• [Tarefas do exercício]
(A) No texto sobre a concepção repressiva do Direito, troque "relações econômicas" por "atividades econômicas" e reescreva a passagem começando em "Esta concepção privatista" e terminando em "imperativas e coercitivas.".
(B) Responda com base no texto sobre a concepção repressiva do Direito:
(i) Qual seria a mola propulsora da sociedade econômica?
(ii) Com o que os Autores, em geral, confrontam tradicionalmente o Direito ao traçar suas características diferenciais?
(iii) Que distinção hegeliana essa visão reproduz?

--- Trecho do texto ---

Esta concepção privatista do Direito está estreitamente ligada à concepção negativa do Estado, segundo a qual o Estado não deve ter ingerência nas relações econômicas e, portanto, sua função deve ser, exclusivamente, a de prover a manutenção da ordem através de normas imperativas e coercitivas.
Assinala BOBBIO que os Autores, em geral, ao traçar as características diferenciais do Direito, colocam-no, tradicionalmente, , em confronto com a Moral, e não com a Economia, demonstrando, assim, que o Direito e a Moral são considerados duas espécies do mesmo gênero, isto é, do gênero das normas de conduta que tem primariamente a função de garantir a estabilidade e a segurança das relações interindividuais, o que não ocorreria com a Economia A doutrina de JHERING ( 1818-1892 ), exposta no Zweck im Recht,36 expressa bem essa ideologia.
Embora reconhecendo, no que diz respeito à sociedade do seu tempo, a importância da recompensa, IHERING circunscreve a sua eficácia à esfera das relações de comércio privado. A esfera da atividade econômica é, portanto, nitidiamente diferenciada da esfera da atividade política. A mola propulsora da sociedade econômica seria a recompensa; enquanto a propulsão da sociedade política caberia à pena.
Essa visão - com a peculiariedade de vislumbrar uma esfera de aplicação predominante das recompensas e uma esfera de aplicação predominante das penas - reproduz a distinção hegeliana entre sociedade civil e Estado, que, para BOBBIO, reflete a cisão entre esfera dos interesses econômicos e esfera dos interesses políticos, entre condição de burguês e condição de cidadão, característica da incipiente sociedade industrial. A concepção repressiva do Direito consistiria num modelo teórico que permite representar um determinado tipo histórico de sociedade, a sociedade na qual a atividade econômica permanece afastada, ou se deseja que fique cada vez mais afastada, da intervenção do poder político.

--- Trechos de dados ---

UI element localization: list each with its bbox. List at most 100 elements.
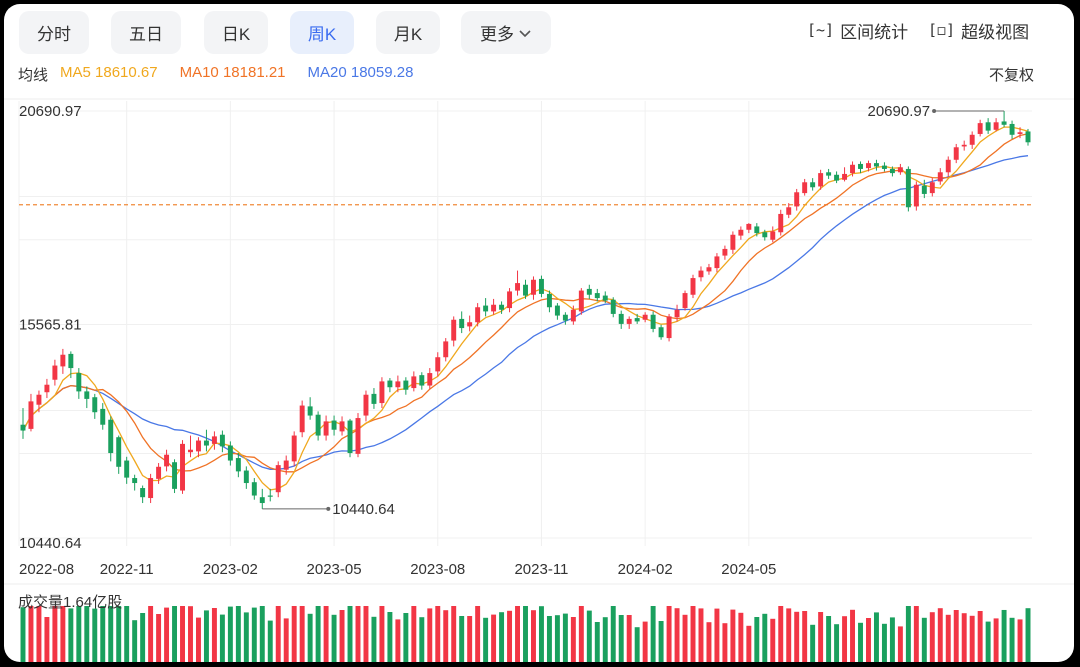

---
--- Trechos de dados ---

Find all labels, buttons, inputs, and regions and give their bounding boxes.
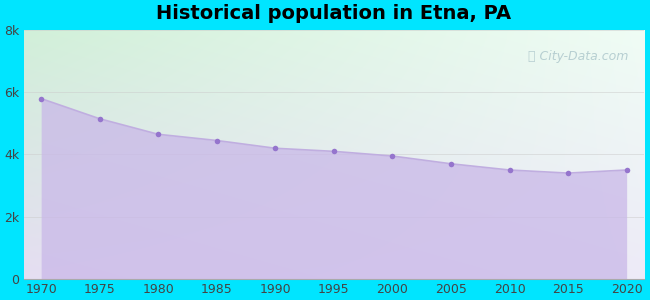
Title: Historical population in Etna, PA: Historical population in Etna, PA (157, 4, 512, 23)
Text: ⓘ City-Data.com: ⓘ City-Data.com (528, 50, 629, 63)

---

• [Respostas do exercício]
(A)
Esta concepção privatista do Direito está estreitamente ligada à concepção negativa do Estado, segundo a qual o Estado não deve ter ingerência nas atividades econômicas e, portanto, sua função deve ser, exclusivamente, a de prover a manutenção da ordem através de normas imperativas e coercitivas.

(B)
(i) A recompensa.
(ii) Com a Moral, e não com a Economia.
(iii) A distinção entre sociedade civil e Estado.